▶ **EXERCISE GOAL**: The entries below are to be written out again without alteration.

_ _ _ _

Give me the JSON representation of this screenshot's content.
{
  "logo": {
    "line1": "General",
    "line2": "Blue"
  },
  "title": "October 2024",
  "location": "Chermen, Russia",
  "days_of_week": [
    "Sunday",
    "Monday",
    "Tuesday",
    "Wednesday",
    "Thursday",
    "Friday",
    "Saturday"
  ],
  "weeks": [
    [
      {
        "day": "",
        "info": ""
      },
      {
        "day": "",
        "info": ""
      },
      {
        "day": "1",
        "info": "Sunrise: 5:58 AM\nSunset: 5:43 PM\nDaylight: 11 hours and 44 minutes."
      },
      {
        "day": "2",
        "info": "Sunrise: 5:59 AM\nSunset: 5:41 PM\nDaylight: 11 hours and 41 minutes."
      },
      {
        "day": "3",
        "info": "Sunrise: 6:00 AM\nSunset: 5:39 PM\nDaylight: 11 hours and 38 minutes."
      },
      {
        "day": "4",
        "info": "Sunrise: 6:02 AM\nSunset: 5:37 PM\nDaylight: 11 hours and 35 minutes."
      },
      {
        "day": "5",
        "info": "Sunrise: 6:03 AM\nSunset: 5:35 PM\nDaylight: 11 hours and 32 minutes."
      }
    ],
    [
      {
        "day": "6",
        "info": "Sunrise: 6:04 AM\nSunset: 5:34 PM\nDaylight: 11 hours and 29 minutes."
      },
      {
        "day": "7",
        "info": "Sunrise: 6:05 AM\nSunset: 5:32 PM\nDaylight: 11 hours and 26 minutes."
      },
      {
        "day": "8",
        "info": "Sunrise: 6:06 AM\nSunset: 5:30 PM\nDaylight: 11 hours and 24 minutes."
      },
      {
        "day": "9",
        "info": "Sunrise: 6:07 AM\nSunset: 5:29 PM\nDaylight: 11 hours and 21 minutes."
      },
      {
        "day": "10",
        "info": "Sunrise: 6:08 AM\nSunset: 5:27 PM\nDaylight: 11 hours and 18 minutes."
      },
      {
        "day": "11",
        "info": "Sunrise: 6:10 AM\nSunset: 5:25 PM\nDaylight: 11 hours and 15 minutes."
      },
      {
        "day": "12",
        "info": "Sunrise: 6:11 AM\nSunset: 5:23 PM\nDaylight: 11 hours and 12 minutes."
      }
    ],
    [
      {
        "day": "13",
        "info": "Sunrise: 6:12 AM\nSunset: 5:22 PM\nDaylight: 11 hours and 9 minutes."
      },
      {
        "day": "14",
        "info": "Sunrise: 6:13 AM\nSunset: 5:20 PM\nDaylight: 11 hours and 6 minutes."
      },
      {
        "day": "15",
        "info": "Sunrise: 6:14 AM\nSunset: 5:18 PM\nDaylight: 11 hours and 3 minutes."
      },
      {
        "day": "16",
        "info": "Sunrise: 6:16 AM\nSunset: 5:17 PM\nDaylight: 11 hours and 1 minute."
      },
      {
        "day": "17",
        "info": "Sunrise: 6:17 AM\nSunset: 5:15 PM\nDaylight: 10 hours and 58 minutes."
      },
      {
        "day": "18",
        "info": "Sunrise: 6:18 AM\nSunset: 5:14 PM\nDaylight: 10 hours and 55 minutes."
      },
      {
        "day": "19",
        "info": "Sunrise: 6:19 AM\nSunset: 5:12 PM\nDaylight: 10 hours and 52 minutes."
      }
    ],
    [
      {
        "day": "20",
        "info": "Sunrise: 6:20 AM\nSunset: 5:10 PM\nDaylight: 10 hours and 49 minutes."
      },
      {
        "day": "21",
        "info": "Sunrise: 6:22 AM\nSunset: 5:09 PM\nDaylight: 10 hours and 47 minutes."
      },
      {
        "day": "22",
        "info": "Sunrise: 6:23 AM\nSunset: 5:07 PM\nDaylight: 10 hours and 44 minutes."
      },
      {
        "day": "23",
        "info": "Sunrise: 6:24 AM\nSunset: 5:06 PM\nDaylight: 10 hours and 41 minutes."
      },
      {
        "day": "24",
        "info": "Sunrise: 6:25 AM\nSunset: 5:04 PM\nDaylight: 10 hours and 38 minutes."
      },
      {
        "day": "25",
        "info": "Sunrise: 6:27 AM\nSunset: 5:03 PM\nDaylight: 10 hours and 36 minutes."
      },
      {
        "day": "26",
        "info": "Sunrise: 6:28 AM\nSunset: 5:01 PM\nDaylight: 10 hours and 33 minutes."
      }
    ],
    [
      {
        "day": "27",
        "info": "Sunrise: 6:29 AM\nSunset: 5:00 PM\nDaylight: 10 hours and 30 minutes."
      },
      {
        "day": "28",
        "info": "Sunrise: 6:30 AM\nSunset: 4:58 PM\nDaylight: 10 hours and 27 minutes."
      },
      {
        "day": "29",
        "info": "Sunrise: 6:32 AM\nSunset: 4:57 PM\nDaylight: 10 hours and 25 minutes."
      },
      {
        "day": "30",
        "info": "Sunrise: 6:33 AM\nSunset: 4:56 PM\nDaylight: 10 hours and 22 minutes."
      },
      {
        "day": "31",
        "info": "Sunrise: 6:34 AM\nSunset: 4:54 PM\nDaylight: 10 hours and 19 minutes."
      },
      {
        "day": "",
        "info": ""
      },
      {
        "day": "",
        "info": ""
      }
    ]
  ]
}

_ _ _ _

▶ **CORRECT ANSWER**:
Give me the JSON representation of this screenshot's content.
{
  "logo": {
    "line1": "General",
    "line2": "Blue"
  },
  "title": "October 2024",
  "location": "Chermen, Russia",
  "days_of_week": [
    "Sunday",
    "Monday",
    "Tuesday",
    "Wednesday",
    "Thursday",
    "Friday",
    "Saturday"
  ],
  "weeks": [
    [
      {
        "day": "",
        "info": ""
      },
      {
        "day": "",
        "info": ""
      },
      {
        "day": "1",
        "info": "Sunrise: 5:58 AM\nSunset: 5:43 PM\nDaylight: 11 hours and 44 minutes."
      },
      {
        "day": "2",
        "info": "Sunrise: 5:59 AM\nSunset: 5:41 PM\nDaylight: 11 hours and 41 minutes."
      },
      {
        "day": "3",
        "info": "Sunrise: 6:00 AM\nSunset: 5:39 PM\nDaylight: 11 hours and 38 minutes."
      },
      {
        "day": "4",
        "info": "Sunrise: 6:02 AM\nSunset: 5:37 PM\nDaylight: 11 hours and 35 minutes."
      },
      {
        "day": "5",
        "info": "Sunrise: 6:03 AM\nSunset: 5:35 PM\nDaylight: 11 hours and 32 minutes."
      }
    ],
    [
      {
        "day": "6",
        "info": "Sunrise: 6:04 AM\nSunset: 5:34 PM\nDaylight: 11 hours and 29 minutes."
      },
      {
        "day": "7",
        "info": "Sunrise: 6:05 AM\nSunset: 5:32 PM\nDaylight: 11 hours and 26 minutes."
      },
      {
        "day": "8",
        "info": "Sunrise: 6:06 AM\nSunset: 5:30 PM\nDaylight: 11 hours and 24 minutes."
      },
      {
        "day": "9",
        "info": "Sunrise: 6:07 AM\nSunset: 5:29 PM\nDaylight: 11 hours and 21 minutes."
      },
      {
        "day": "10",
        "info": "Sunrise: 6:08 AM\nSunset: 5:27 PM\nDaylight: 11 hours and 18 minutes."
      },
      {
        "day": "11",
        "info": "Sunrise: 6:10 AM\nSunset: 5:25 PM\nDaylight: 11 hours and 15 minutes."
      },
      {
        "day": "12",
        "info": "Sunrise: 6:11 AM\nSunset: 5:23 PM\nDaylight: 11 hours and 12 minutes."
      }
    ],
    [
      {
        "day": "13",
        "info": "Sunrise: 6:12 AM\nSunset: 5:22 PM\nDaylight: 11 hours and 9 minutes."
      },
      {
        "day": "14",
        "info": "Sunrise: 6:13 AM\nSunset: 5:20 PM\nDaylight: 11 hours and 6 minutes."
      },
      {
        "day": "15",
        "info": "Sunrise: 6:14 AM\nSunset: 5:18 PM\nDaylight: 11 hours and 3 minutes."
      },
      {
        "day": "16",
        "info": "Sunrise: 6:16 AM\nSunset: 5:17 PM\nDaylight: 11 hours and 1 minute."
      },
      {
        "day": "17",
        "info": "Sunrise: 6:17 AM\nSunset: 5:15 PM\nDaylight: 10 hours and 58 minutes."
      },
      {
        "day": "18",
        "info": "Sunrise: 6:18 AM\nSunset: 5:14 PM\nDaylight: 10 hours and 55 minutes."
      },
      {
        "day": "19",
        "info": "Sunrise: 6:19 AM\nSunset: 5:12 PM\nDaylight: 10 hours and 52 minutes."
      }
    ],
    [
      {
        "day": "20",
        "info": "Sunrise: 6:20 AM\nSunset: 5:10 PM\nDaylight: 10 hours and 49 minutes."
      },
      {
        "day": "21",
        "info": "Sunrise: 6:22 AM\nSunset: 5:09 PM\nDaylight: 10 hours and 47 minutes."
      },
      {
        "day": "22",
        "info": "Sunrise: 6:23 AM\nSunset: 5:07 PM\nDaylight: 10 hours and 44 minutes."
      },
      {
        "day": "23",
        "info": "Sunrise: 6:24 AM\nSunset: 5:06 PM\nDaylight: 10 hours and 41 minutes."
      },
      {
        "day": "24",
        "info": "Sunrise: 6:25 AM\nSunset: 5:04 PM\nDaylight: 10 hours and 38 minutes."
      },
      {
        "day": "25",
        "info": "Sunrise: 6:27 AM\nSunset: 5:03 PM\nDaylight: 10 hours and 36 minutes."
      },
      {
        "day": "26",
        "info": "Sunrise: 6:28 AM\nSunset: 5:01 PM\nDaylight: 10 hours and 33 minutes."
      }
    ],
    [
      {
        "day": "27",
        "info": "Sunrise: 6:29 AM\nSunset: 5:00 PM\nDaylight: 10 hours and 30 minutes."
      },
      {
        "day": "28",
        "info": "Sunrise: 6:30 AM\nSunset: 4:58 PM\nDaylight: 10 hours and 27 minutes."
      },
      {
        "day": "29",
        "info": "Sunrise: 6:32 AM\nSunset: 4:57 PM\nDaylight: 10 hours and 25 minutes."
      },
      {
        "day": "30",
        "info": "Sunrise: 6:33 AM\nSunset: 4:56 PM\nDaylight: 10 hours and 22 minutes."
      },
      {
        "day": "31",
        "info": "Sunrise: 6:34 AM\nSunset: 4:54 PM\nDaylight: 10 hours and 19 minutes."
      },
      {
        "day": "",
        "info": ""
      },
      {
        "day": "",
        "info": ""
      }
    ]
  ]
}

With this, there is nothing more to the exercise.